» AIM: Count the lines in the data below where the string "rating" occurs, please, and give the number alone.

(Records)
========

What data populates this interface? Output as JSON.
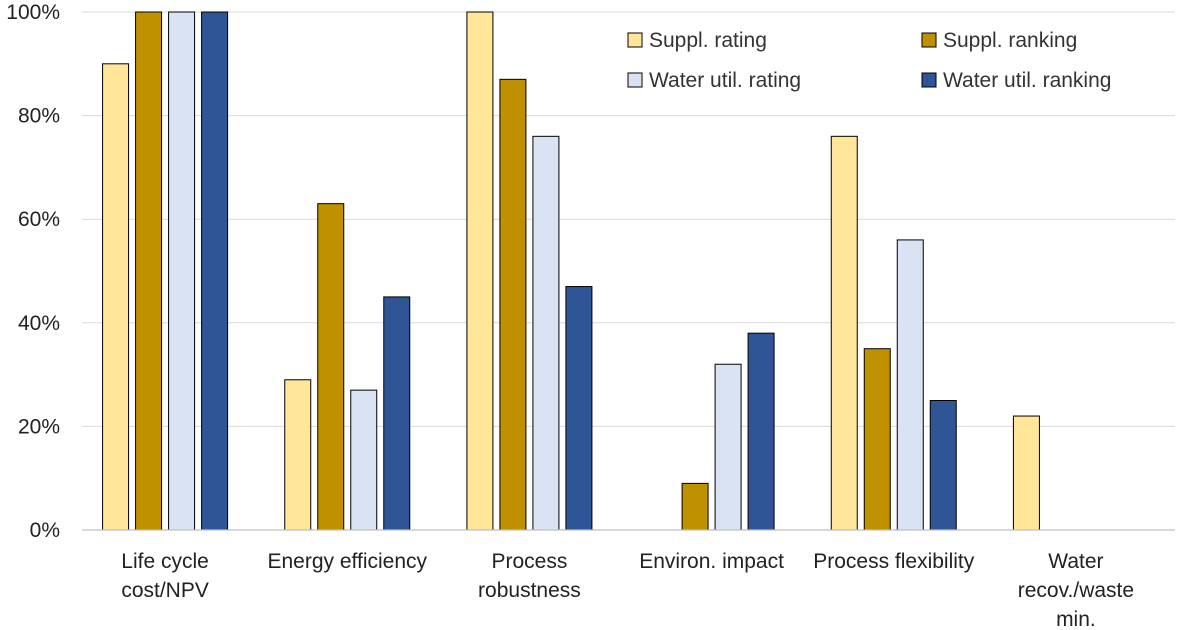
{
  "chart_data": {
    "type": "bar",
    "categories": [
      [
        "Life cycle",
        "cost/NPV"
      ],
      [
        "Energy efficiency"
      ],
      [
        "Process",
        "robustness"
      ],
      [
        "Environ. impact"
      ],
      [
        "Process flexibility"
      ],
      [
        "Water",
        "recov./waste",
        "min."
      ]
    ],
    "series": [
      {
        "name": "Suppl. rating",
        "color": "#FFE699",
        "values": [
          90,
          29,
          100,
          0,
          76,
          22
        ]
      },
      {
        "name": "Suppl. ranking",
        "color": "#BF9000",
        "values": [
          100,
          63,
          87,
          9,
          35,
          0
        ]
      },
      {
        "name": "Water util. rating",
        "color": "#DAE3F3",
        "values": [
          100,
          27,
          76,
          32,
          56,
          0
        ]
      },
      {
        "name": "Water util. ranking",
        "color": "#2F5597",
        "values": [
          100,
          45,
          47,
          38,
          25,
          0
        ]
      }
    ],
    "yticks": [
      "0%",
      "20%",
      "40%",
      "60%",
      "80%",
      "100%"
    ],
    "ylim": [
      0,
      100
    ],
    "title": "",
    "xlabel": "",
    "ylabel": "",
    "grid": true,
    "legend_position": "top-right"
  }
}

========

» RESULT: 2